(Lines of data)
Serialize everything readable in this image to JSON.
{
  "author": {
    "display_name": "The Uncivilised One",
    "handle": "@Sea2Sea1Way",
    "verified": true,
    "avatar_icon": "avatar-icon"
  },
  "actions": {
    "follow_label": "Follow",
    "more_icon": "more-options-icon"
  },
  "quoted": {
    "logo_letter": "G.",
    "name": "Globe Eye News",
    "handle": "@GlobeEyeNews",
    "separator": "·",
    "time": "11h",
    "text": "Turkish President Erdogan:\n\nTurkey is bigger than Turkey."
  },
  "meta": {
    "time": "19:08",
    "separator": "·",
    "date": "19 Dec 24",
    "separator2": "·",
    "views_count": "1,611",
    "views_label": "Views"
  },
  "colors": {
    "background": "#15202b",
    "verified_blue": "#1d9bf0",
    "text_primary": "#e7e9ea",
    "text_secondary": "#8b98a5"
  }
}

...

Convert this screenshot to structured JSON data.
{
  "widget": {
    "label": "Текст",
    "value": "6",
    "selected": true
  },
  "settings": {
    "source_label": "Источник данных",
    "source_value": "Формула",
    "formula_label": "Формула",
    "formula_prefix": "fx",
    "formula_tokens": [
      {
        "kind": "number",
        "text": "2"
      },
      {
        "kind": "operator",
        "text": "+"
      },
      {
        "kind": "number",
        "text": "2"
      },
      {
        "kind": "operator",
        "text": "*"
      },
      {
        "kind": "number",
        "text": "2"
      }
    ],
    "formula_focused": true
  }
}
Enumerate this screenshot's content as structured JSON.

▶ _THE REQUEST_
Only the lines from the one with "Convert this screenshot" up to the one with "Enumerate this screenshot's" should be repeated, both included, exactly as they appear.

▶ _EXERCISE OUTPUT_
Convert this screenshot to structured JSON data.
{
  "widget": {
    "label": "Текст",
    "value": "6",
    "selected": true
  },
  "settings": {
    "source_label": "Источник данных",
    "source_value": "Формула",
    "formula_label": "Формула",
    "formula_prefix": "fx",
    "formula_tokens": [
      {
        "kind": "number",
        "text": "2"
      },
      {
        "kind": "operator",
        "text": "+"
      },
      {
        "kind": "number",
        "text": "2"
      },
      {
        "kind": "operator",
        "text": "*"
      },
      {
        "kind": "number",
        "text": "2"
      }
    ],
    "formula_focused": true
  }
}
Enumerate this screenshot's content as structured JSON.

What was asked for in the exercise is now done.